**WHAT YOU WILL DO**
Find every line with the word "JSON" and report how many there are, without any other text.
========
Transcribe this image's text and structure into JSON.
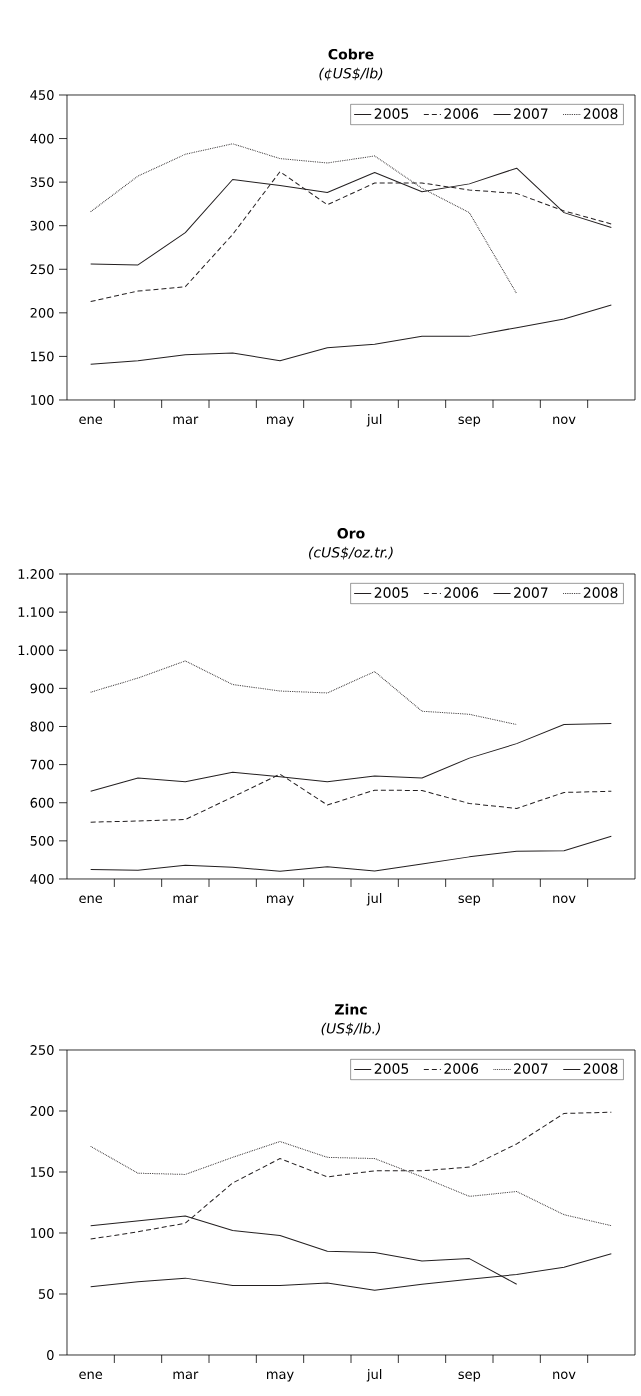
{
  "chart_data": [
    {
      "type": "line",
      "title": "Cobre",
      "subtitle": "(¢US$/lb)",
      "categories": [
        "ene",
        null,
        "mar",
        null,
        "may",
        null,
        "jul",
        null,
        "sep",
        null,
        "nov",
        null
      ],
      "ylim": [
        100,
        450
      ],
      "yticks": [
        100,
        150,
        200,
        250,
        300,
        350,
        400,
        450
      ],
      "legend": "top right",
      "marker": "none",
      "series": [
        {
          "name": "2005",
          "color": "#231f20",
          "line_style": "solid",
          "values": [
            141,
            145,
            152,
            154,
            145,
            160,
            164,
            173,
            173,
            183,
            193,
            209
          ]
        },
        {
          "name": "2006",
          "color": "#231f20",
          "line_style": "dashed",
          "values": [
            213,
            225,
            230,
            290,
            362,
            324,
            349,
            349,
            341,
            337,
            317,
            302
          ]
        },
        {
          "name": "2007",
          "color": "#231f20",
          "line_style": "solid",
          "values": [
            256,
            255,
            292,
            353,
            346,
            338,
            361,
            339,
            348,
            366,
            315,
            298
          ]
        },
        {
          "name": "2008",
          "color": "#231f20",
          "line_style": "dotted",
          "values": [
            316,
            357,
            382,
            394,
            377,
            372,
            380,
            343,
            315,
            222,
            null,
            null
          ]
        }
      ]
    },
    {
      "type": "line",
      "title": "Oro",
      "subtitle": "(cUS$/oz.tr.)",
      "categories": [
        "ene",
        null,
        "mar",
        null,
        "may",
        null,
        "jul",
        null,
        "sep",
        null,
        "nov",
        null
      ],
      "ylim": [
        400,
        1200
      ],
      "yticks": [
        400,
        500,
        600,
        700,
        800,
        900,
        {
          "value": 1000,
          "label": "1.000"
        },
        {
          "value": 1100,
          "label": "1.100"
        },
        {
          "value": 1200,
          "label": "1.200"
        }
      ],
      "legend": "top right",
      "marker": "none",
      "series": [
        {
          "name": "2005",
          "color": "#231f20",
          "line_style": "solid",
          "values": [
            425,
            423,
            436,
            431,
            420,
            432,
            421,
            439,
            458,
            473,
            474,
            512
          ]
        },
        {
          "name": "2006",
          "color": "#231f20",
          "line_style": "dashed",
          "values": [
            549,
            552,
            556,
            615,
            675,
            594,
            633,
            632,
            598,
            585,
            627,
            630
          ]
        },
        {
          "name": "2007",
          "color": "#231f20",
          "line_style": "solid",
          "values": [
            630,
            665,
            655,
            680,
            668,
            655,
            670,
            665,
            717,
            755,
            805,
            808
          ]
        },
        {
          "name": "2008",
          "color": "#231f20",
          "line_style": "dotted",
          "values": [
            890,
            927,
            972,
            910,
            893,
            888,
            944,
            840,
            832,
            805,
            null,
            null
          ]
        }
      ]
    },
    {
      "type": "line",
      "title": "Zinc",
      "subtitle": "(US$/lb.)",
      "categories": [
        "ene",
        null,
        "mar",
        null,
        "may",
        null,
        "jul",
        null,
        "sep",
        null,
        "nov",
        null
      ],
      "ylim": [
        0,
        250
      ],
      "yticks": [
        0,
        50,
        100,
        150,
        200,
        250
      ],
      "legend": "top right",
      "marker": "none",
      "series": [
        {
          "name": "2005",
          "color": "#231f20",
          "line_style": "solid",
          "values": [
            56,
            60,
            63,
            57,
            57,
            59,
            53,
            58,
            62,
            66,
            72,
            83
          ]
        },
        {
          "name": "2006",
          "color": "#231f20",
          "line_style": "dashed",
          "values": [
            95,
            101,
            108,
            141,
            161,
            146,
            151,
            151,
            154,
            173,
            198,
            199
          ]
        },
        {
          "name": "2007",
          "color": "#231f20",
          "line_style": "dotted",
          "values": [
            171,
            149,
            148,
            162,
            175,
            162,
            161,
            146,
            130,
            134,
            115,
            106
          ]
        },
        {
          "name": "2008",
          "color": "#231f20",
          "line_style": "solid",
          "values": [
            106,
            110,
            114,
            102,
            98,
            85,
            84,
            77,
            79,
            58,
            null,
            null
          ]
        }
      ]
    }
  ]
}
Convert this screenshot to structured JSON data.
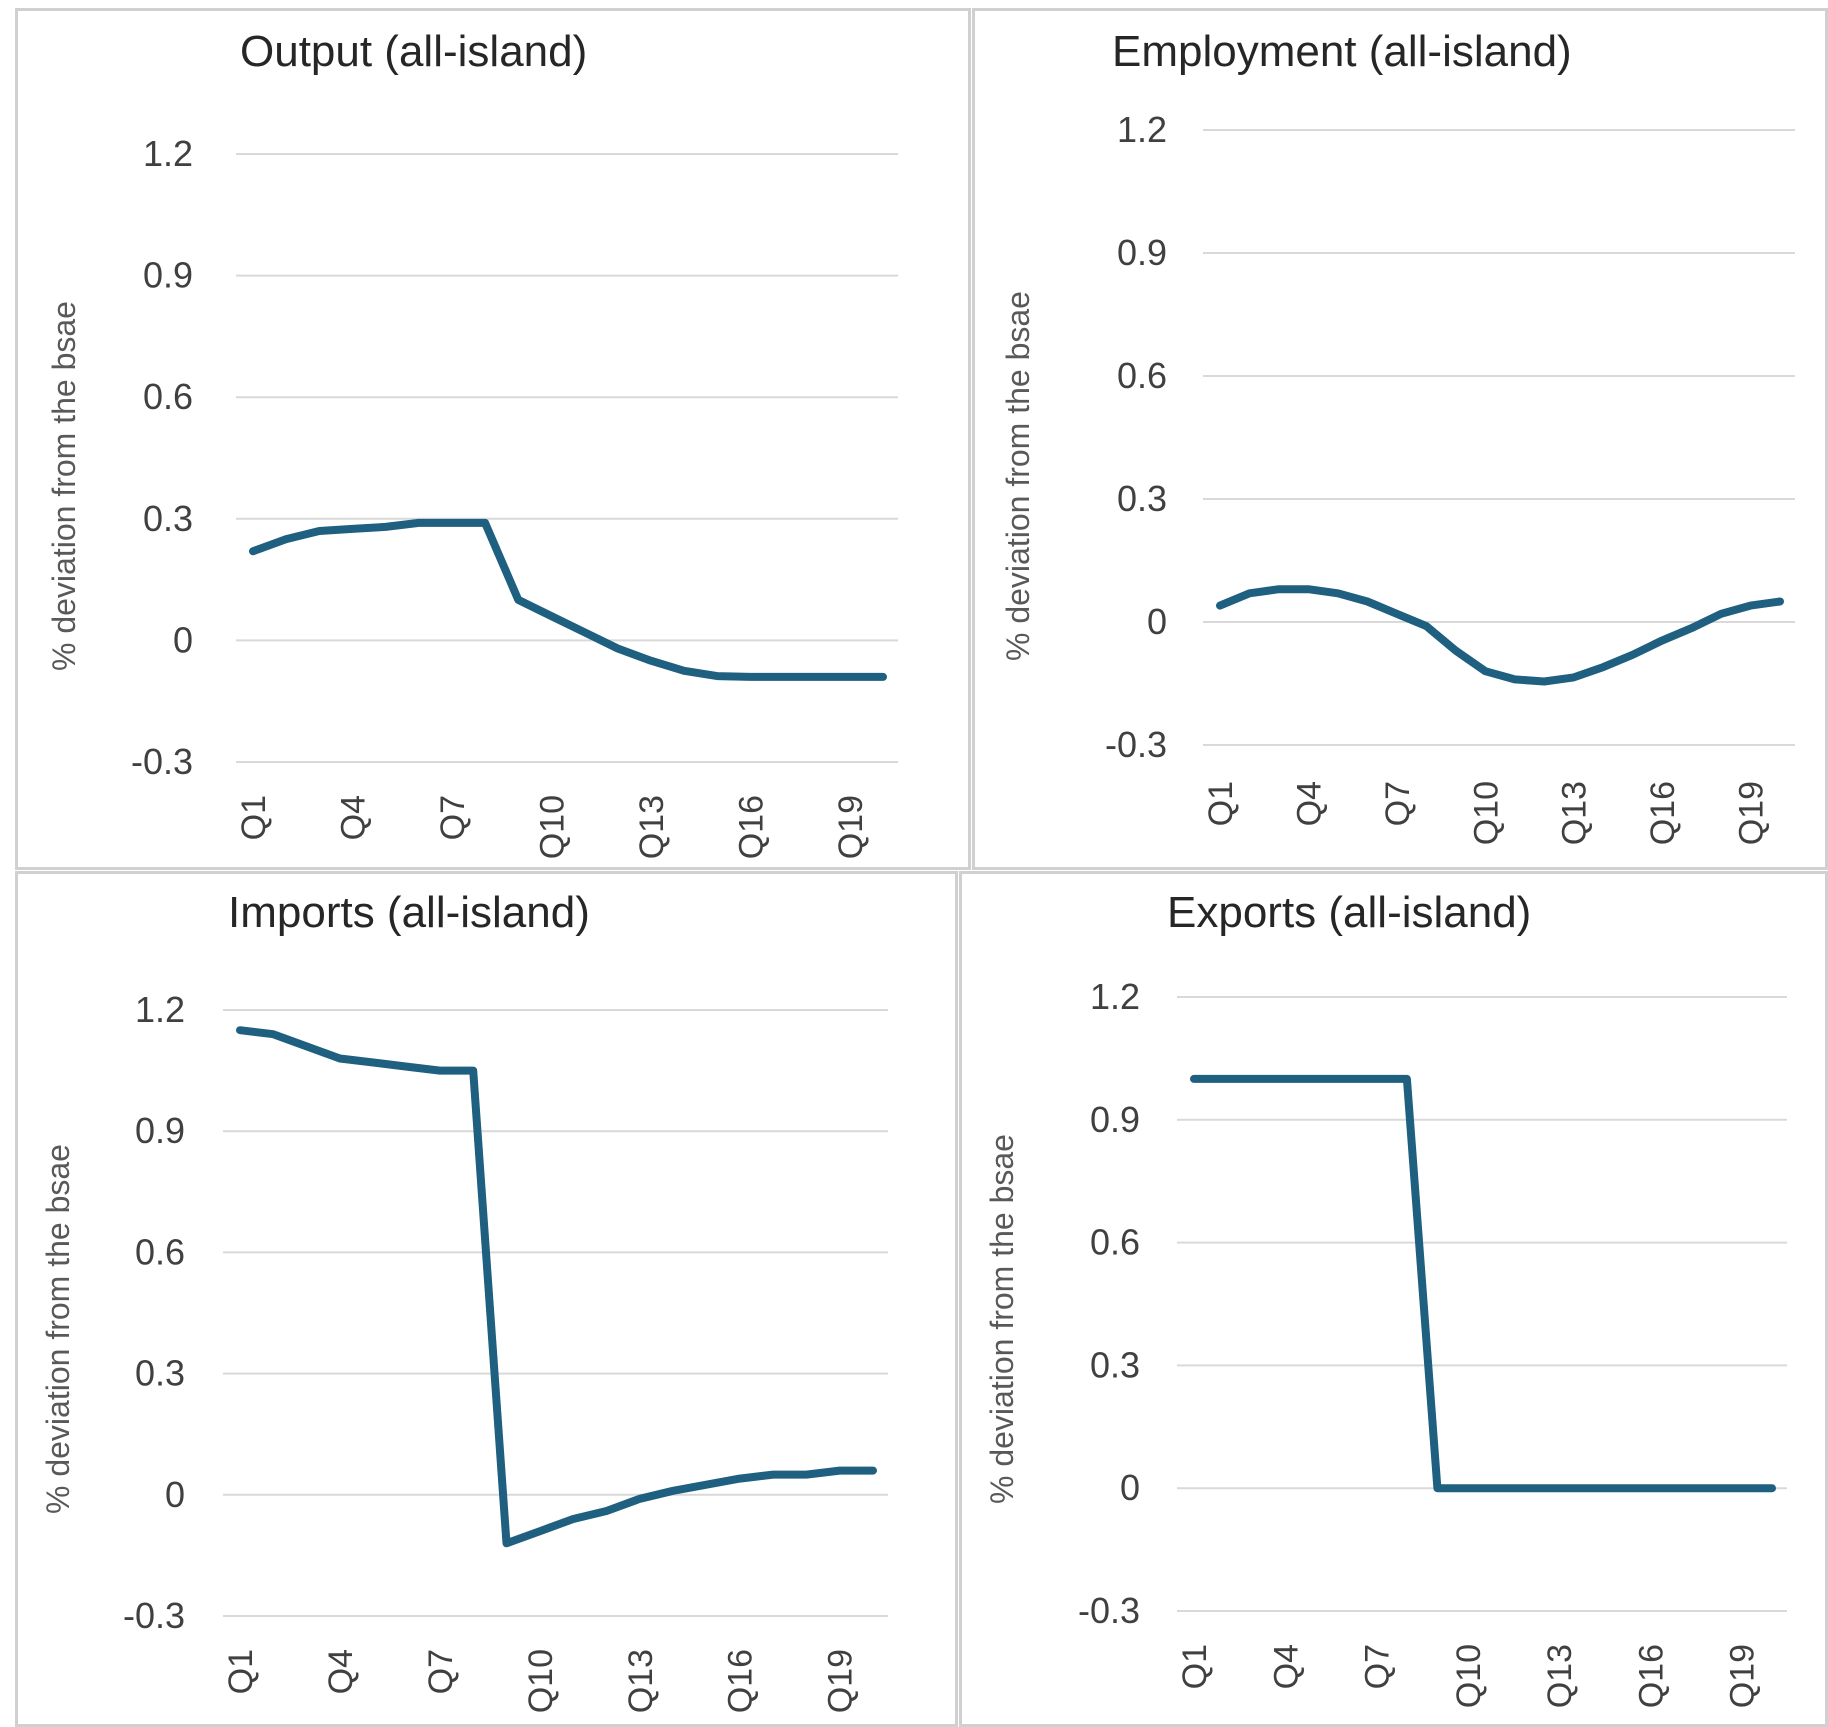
{
  "colors": {
    "series": "#1f5f80",
    "grid": "#d9d9d9",
    "text": "#404040"
  },
  "chart_data": [
    {
      "type": "line",
      "title": "Output (all-island)",
      "ylabel": "% deviation from the bsae",
      "xlabel": "",
      "ylim": [
        -0.3,
        1.2
      ],
      "yticks": [
        "1.2",
        "0.9",
        "0.6",
        "0.3",
        "0",
        "-0.3"
      ],
      "xticks": [
        "Q1",
        "Q4",
        "Q7",
        "Q10",
        "Q13",
        "Q16",
        "Q19"
      ],
      "x": [
        "Q1",
        "Q2",
        "Q3",
        "Q4",
        "Q5",
        "Q6",
        "Q7",
        "Q8",
        "Q9",
        "Q10",
        "Q11",
        "Q12",
        "Q13",
        "Q14",
        "Q15",
        "Q16",
        "Q17",
        "Q18",
        "Q19",
        "Q20"
      ],
      "values": [
        0.22,
        0.25,
        0.27,
        0.275,
        0.28,
        0.29,
        0.29,
        0.29,
        0.1,
        0.06,
        0.02,
        -0.02,
        -0.05,
        -0.075,
        -0.088,
        -0.09,
        -0.09,
        -0.09,
        -0.09,
        -0.09
      ],
      "grid": true
    },
    {
      "type": "line",
      "title": "Employment (all-island)",
      "ylabel": "% deviation from the bsae",
      "xlabel": "",
      "ylim": [
        -0.3,
        1.2
      ],
      "yticks": [
        "1.2",
        "0.9",
        "0.6",
        "0.3",
        "0",
        "-0.3"
      ],
      "xticks": [
        "Q1",
        "Q4",
        "Q7",
        "Q10",
        "Q13",
        "Q16",
        "Q19"
      ],
      "x": [
        "Q1",
        "Q2",
        "Q3",
        "Q4",
        "Q5",
        "Q6",
        "Q7",
        "Q8",
        "Q9",
        "Q10",
        "Q11",
        "Q12",
        "Q13",
        "Q14",
        "Q15",
        "Q16",
        "Q17",
        "Q18",
        "Q19",
        "Q20"
      ],
      "values": [
        0.04,
        0.07,
        0.08,
        0.08,
        0.07,
        0.05,
        0.02,
        -0.01,
        -0.07,
        -0.12,
        -0.14,
        -0.145,
        -0.135,
        -0.11,
        -0.08,
        -0.045,
        -0.015,
        0.02,
        0.04,
        0.05
      ],
      "grid": true
    },
    {
      "type": "line",
      "title": "Imports (all-island)",
      "ylabel": "% deviation from the bsae",
      "xlabel": "",
      "ylim": [
        -0.3,
        1.2
      ],
      "yticks": [
        "1.2",
        "0.9",
        "0.6",
        "0.3",
        "0",
        "-0.3"
      ],
      "xticks": [
        "Q1",
        "Q4",
        "Q7",
        "Q10",
        "Q13",
        "Q16",
        "Q19"
      ],
      "x": [
        "Q1",
        "Q2",
        "Q3",
        "Q4",
        "Q5",
        "Q6",
        "Q7",
        "Q8",
        "Q9",
        "Q10",
        "Q11",
        "Q12",
        "Q13",
        "Q14",
        "Q15",
        "Q16",
        "Q17",
        "Q18",
        "Q19",
        "Q20"
      ],
      "values": [
        1.15,
        1.14,
        1.11,
        1.08,
        1.07,
        1.06,
        1.05,
        1.05,
        -0.12,
        -0.09,
        -0.06,
        -0.04,
        -0.01,
        0.01,
        0.025,
        0.04,
        0.05,
        0.05,
        0.06,
        0.06
      ],
      "grid": true
    },
    {
      "type": "line",
      "title": "Exports (all-island)",
      "ylabel": "% deviation from the bsae",
      "xlabel": "",
      "ylim": [
        -0.3,
        1.2
      ],
      "yticks": [
        "1.2",
        "0.9",
        "0.6",
        "0.3",
        "0",
        "-0.3"
      ],
      "xticks": [
        "Q1",
        "Q4",
        "Q7",
        "Q10",
        "Q13",
        "Q16",
        "Q19"
      ],
      "x": [
        "Q1",
        "Q2",
        "Q3",
        "Q4",
        "Q5",
        "Q6",
        "Q7",
        "Q8",
        "Q9",
        "Q10",
        "Q11",
        "Q12",
        "Q13",
        "Q14",
        "Q15",
        "Q16",
        "Q17",
        "Q18",
        "Q19",
        "Q20"
      ],
      "values": [
        1.0,
        1.0,
        1.0,
        1.0,
        1.0,
        1.0,
        1.0,
        1.0,
        0,
        0,
        0,
        0,
        0,
        0,
        0,
        0,
        0,
        0,
        0,
        0
      ],
      "grid": true
    }
  ]
}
========
**TASK RESPONSE**
2